What to do:
a. Check each statement against the Jean Chabbert text and answer yes or no, quoting the exact words that settle it: (i) He was born and died in the same town. (ii) André Louis Fort came before him in office. (iii) He was consecrated in 1947.
b. Carry on the Jean Chabbert text from its last sentence.

Selected excerpt:
******************************
- Church: Roman Catholic Church
- See: Diocese of Perpignan-Elne
- In office: 1982–1996
- Predecessor: Henry-Camille-Gustave-Marie L’Heureux
- Successor: André Louis Fort

Orders
- Ordination: 29 June 1947
- Consecration: 7 July 1967 by Cardinal Louis-Jean Guyot

Personal details
- Born: 31 December 1920 Castres, France
- Died: 20 September 2016 (aged 95) Castres, France

= Jean Chabbert =

French Catholic archbishop (1920–2016)

Jean-Berchmans-Marcel-Yves-Marie-Bernard Chabbert, OFM (31 December 1920 – 20 September 2016) was a French prelate of the Roman Catholic Church.
******************************
Dataset content:

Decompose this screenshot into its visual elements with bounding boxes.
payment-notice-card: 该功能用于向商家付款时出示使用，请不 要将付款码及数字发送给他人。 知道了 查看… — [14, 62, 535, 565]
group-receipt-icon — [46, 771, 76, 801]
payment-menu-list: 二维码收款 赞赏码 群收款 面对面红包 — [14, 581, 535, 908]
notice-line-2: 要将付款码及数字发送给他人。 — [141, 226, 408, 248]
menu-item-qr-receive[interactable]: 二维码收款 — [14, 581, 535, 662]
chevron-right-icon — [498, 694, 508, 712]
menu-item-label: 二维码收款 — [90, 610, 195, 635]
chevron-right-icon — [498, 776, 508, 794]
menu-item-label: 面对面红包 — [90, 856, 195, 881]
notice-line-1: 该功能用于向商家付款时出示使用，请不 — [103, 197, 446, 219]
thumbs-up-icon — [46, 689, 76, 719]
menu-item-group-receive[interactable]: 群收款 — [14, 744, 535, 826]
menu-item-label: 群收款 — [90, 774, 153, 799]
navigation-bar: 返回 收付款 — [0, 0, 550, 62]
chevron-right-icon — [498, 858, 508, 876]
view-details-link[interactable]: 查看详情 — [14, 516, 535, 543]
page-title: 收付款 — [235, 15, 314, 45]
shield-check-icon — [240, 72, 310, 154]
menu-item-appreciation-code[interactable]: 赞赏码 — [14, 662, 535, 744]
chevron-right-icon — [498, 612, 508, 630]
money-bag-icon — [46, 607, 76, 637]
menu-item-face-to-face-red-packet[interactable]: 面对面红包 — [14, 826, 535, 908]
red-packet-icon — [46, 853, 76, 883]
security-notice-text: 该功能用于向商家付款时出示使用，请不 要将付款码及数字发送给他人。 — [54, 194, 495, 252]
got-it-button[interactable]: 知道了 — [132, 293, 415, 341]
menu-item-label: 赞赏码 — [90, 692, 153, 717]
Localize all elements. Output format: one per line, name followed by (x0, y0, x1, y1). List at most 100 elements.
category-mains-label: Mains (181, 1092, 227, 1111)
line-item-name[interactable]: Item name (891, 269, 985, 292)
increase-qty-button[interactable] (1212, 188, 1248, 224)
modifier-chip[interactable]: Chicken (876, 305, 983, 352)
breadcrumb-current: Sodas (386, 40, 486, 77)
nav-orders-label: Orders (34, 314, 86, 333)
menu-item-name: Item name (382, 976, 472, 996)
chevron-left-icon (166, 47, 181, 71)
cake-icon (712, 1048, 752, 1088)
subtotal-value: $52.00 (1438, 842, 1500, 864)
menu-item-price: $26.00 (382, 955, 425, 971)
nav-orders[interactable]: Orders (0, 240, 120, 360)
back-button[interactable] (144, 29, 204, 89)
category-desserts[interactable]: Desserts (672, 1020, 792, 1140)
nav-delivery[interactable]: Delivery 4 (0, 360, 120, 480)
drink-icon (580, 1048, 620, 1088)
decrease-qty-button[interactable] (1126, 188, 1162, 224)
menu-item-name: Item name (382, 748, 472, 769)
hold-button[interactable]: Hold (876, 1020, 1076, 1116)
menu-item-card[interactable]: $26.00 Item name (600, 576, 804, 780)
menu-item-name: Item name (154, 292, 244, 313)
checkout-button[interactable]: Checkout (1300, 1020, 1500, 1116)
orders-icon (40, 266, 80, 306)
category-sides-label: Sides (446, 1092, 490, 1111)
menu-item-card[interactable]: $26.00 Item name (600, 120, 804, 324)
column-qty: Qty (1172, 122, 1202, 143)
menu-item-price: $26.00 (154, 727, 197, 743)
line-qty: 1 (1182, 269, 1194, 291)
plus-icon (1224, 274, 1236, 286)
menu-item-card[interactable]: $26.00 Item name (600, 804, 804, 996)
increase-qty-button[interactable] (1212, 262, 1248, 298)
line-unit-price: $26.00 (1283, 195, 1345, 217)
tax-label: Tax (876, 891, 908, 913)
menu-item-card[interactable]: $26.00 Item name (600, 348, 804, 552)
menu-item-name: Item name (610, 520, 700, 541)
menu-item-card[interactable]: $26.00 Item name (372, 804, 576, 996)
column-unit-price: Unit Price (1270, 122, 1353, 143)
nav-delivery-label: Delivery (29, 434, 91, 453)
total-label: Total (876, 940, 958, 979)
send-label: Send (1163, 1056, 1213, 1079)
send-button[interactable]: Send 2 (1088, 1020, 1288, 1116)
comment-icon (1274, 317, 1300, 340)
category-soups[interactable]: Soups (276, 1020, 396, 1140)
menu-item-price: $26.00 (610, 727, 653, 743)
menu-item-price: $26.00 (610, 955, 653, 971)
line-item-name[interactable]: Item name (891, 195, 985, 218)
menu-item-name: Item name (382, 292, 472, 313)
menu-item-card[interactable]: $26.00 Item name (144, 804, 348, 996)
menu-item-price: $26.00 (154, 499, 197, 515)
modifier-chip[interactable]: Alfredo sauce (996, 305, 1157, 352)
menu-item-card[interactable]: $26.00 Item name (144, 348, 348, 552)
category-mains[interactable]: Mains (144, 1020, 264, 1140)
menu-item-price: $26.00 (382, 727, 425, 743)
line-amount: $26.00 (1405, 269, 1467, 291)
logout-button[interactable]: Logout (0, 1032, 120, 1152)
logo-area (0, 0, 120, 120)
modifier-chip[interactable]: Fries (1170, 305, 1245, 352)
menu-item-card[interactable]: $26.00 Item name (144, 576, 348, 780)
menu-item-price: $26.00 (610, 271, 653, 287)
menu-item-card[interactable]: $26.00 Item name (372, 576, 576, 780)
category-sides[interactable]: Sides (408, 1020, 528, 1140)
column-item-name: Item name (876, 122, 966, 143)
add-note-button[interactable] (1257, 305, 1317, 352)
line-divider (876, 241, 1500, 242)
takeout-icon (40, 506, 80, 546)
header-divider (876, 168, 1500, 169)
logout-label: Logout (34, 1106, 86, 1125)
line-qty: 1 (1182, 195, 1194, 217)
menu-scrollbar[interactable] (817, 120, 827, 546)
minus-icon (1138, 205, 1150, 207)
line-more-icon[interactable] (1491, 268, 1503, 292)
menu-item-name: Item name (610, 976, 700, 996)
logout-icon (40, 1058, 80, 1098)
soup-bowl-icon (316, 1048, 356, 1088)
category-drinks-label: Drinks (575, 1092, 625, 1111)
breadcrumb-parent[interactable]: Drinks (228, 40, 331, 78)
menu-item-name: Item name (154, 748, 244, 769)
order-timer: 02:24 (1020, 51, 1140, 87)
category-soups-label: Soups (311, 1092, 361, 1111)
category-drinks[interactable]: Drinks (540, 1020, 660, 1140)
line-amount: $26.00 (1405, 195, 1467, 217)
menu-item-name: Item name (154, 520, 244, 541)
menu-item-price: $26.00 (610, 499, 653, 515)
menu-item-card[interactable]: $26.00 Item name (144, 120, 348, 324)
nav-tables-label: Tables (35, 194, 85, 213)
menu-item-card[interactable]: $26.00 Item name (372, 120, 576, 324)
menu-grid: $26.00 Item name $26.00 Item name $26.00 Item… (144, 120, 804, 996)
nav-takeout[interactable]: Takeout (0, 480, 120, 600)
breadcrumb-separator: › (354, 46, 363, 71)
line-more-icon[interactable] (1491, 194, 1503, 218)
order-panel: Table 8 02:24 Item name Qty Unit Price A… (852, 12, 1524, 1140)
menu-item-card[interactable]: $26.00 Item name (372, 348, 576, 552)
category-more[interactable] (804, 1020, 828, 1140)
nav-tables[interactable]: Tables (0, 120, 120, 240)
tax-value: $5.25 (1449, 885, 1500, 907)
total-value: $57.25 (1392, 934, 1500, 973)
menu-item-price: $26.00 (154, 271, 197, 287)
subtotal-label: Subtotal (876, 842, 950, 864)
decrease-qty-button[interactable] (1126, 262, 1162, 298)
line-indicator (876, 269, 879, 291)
******************************
Answers to the tasks:
a.
(i) Yes: "Born: 31 December 1920 Castres, France" and "Died: 20 September 2016 (aged 95) Castres, France"
(ii) No: "Successor: André Louis Fort"
(iii) No: "Consecration: 7 July 1967 by Cardinal Louis-Jean Guyot"

b.
Chabbert was born in Castres and ordained a priest on 29 June 1947 in the Roman Catholic religious order of the Order of Friars Minor. Chabbert was appointed Coadjutor Archbishop of the Archdiocese of Rabat, in Morocco, as well as titular bishop of Quaestoriana on 13 April 1967 and was consecrated bishop on 7 July 1967; he succeeded to that see in 1968. Chabbert was then appointed bishop of the Diocese of Perpignan-Elne on 17 July 1982, and served there until his retirement on 16 January 1996. Chabbert died on 20 September 2016 at the age of 95.